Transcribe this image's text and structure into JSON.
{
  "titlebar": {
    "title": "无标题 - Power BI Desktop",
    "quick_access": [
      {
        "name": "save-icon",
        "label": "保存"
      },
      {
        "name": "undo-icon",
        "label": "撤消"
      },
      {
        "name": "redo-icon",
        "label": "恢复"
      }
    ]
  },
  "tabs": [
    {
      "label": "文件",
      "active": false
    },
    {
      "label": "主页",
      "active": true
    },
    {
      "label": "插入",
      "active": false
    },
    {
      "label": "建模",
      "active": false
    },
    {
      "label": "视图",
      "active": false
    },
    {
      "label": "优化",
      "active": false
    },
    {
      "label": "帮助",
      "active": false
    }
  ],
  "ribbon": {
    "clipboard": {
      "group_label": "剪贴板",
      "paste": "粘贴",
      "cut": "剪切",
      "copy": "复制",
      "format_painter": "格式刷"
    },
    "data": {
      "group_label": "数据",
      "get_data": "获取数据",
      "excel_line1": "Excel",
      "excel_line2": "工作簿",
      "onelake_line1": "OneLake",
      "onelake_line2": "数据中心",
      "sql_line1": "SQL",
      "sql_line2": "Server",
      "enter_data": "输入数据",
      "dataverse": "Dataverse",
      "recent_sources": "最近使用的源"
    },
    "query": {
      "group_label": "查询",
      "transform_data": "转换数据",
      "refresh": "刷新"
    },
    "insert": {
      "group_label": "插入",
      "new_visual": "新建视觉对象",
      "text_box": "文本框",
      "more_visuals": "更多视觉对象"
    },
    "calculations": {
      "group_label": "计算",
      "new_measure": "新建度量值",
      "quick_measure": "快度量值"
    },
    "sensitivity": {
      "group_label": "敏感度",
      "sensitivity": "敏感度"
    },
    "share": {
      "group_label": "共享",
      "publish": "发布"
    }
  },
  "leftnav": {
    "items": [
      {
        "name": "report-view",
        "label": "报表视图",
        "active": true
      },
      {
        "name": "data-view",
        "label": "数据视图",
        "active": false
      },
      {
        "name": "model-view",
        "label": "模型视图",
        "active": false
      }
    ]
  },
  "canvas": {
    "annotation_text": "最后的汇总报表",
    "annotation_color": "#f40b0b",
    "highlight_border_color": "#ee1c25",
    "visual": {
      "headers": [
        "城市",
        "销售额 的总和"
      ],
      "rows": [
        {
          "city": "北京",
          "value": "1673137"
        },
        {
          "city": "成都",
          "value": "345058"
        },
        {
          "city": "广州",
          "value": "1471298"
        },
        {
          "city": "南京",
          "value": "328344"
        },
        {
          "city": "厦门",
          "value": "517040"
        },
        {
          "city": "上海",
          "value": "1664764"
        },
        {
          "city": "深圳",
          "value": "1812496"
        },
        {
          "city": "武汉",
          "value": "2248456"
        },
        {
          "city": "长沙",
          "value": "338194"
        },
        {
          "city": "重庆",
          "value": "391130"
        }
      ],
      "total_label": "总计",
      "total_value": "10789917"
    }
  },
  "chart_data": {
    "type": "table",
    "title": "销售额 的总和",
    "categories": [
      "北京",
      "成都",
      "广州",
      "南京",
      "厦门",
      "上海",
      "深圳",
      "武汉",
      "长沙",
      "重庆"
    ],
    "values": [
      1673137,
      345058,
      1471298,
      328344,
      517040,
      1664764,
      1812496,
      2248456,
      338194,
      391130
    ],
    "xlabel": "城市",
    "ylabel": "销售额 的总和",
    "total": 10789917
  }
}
════════════════════
## EXERCISE INSTRUCTIONS
Print again each line of the listing above, exactly as it appears.

## SOLUTION TO THIS EXERCISE
Transcribe this image's text and structure into JSON.
{
  "titlebar": {
    "title": "无标题 - Power BI Desktop",
    "quick_access": [
      {
        "name": "save-icon",
        "label": "保存"
      },
      {
        "name": "undo-icon",
        "label": "撤消"
      },
      {
        "name": "redo-icon",
        "label": "恢复"
      }
    ]
  },
  "tabs": [
    {
      "label": "文件",
      "active": false
    },
    {
      "label": "主页",
      "active": true
    },
    {
      "label": "插入",
      "active": false
    },
    {
      "label": "建模",
      "active": false
    },
    {
      "label": "视图",
      "active": false
    },
    {
      "label": "优化",
      "active": false
    },
    {
      "label": "帮助",
      "active": false
    }
  ],
  "ribbon": {
    "clipboard": {
      "group_label": "剪贴板",
      "paste": "粘贴",
      "cut": "剪切",
      "copy": "复制",
      "format_painter": "格式刷"
    },
    "data": {
      "group_label": "数据",
      "get_data": "获取数据",
      "excel_line1": "Excel",
      "excel_line2": "工作簿",
      "onelake_line1": "OneLake",
      "onelake_line2": "数据中心",
      "sql_line1": "SQL",
      "sql_line2": "Server",
      "enter_data": "输入数据",
      "dataverse": "Dataverse",
      "recent_sources": "最近使用的源"
    },
    "query": {
      "group_label": "查询",
      "transform_data": "转换数据",
      "refresh": "刷新"
    },
    "insert": {
      "group_label": "插入",
      "new_visual": "新建视觉对象",
      "text_box": "文本框",
      "more_visuals": "更多视觉对象"
    },
    "calculations": {
      "group_label": "计算",
      "new_measure": "新建度量值",
      "quick_measure": "快度量值"
    },
    "sensitivity": {
      "group_label": "敏感度",
      "sensitivity": "敏感度"
    },
    "share": {
      "group_label": "共享",
      "publish": "发布"
    }
  },
  "leftnav": {
    "items": [
      {
        "name": "report-view",
        "label": "报表视图",
        "active": true
      },
      {
        "name": "data-view",
        "label": "数据视图",
        "active": false
      },
      {
        "name": "model-view",
        "label": "模型视图",
        "active": false
      }
    ]
  },
  "canvas": {
    "annotation_text": "最后的汇总报表",
    "annotation_color": "#f40b0b",
    "highlight_border_color": "#ee1c25",
    "visual": {
      "headers": [
        "城市",
        "销售额 的总和"
      ],
      "rows": [
        {
          "city": "北京",
          "value": "1673137"
        },
        {
          "city": "成都",
          "value": "345058"
        },
        {
          "city": "广州",
          "value": "1471298"
        },
        {
          "city": "南京",
          "value": "328344"
        },
        {
          "city": "厦门",
          "value": "517040"
        },
        {
          "city": "上海",
          "value": "1664764"
        },
        {
          "city": "深圳",
          "value": "1812496"
        },
        {
          "city": "武汉",
          "value": "2248456"
        },
        {
          "city": "长沙",
          "value": "338194"
        },
        {
          "city": "重庆",
          "value": "391130"
        }
      ],
      "total_label": "总计",
      "total_value": "10789917"
    }
  },
  "chart_data": {
    "type": "table",
    "title": "销售额 的总和",
    "categories": [
      "北京",
      "成都",
      "广州",
      "南京",
      "厦门",
      "上海",
      "深圳",
      "武汉",
      "长沙",
      "重庆"
    ],
    "values": [
      1673137,
      345058,
      1471298,
      328344,
      517040,
      1664764,
      1812496,
      2248456,
      338194,
      391130
    ],
    "xlabel": "城市",
    "ylabel": "销售额 的总和",
    "total": 10789917
  }
}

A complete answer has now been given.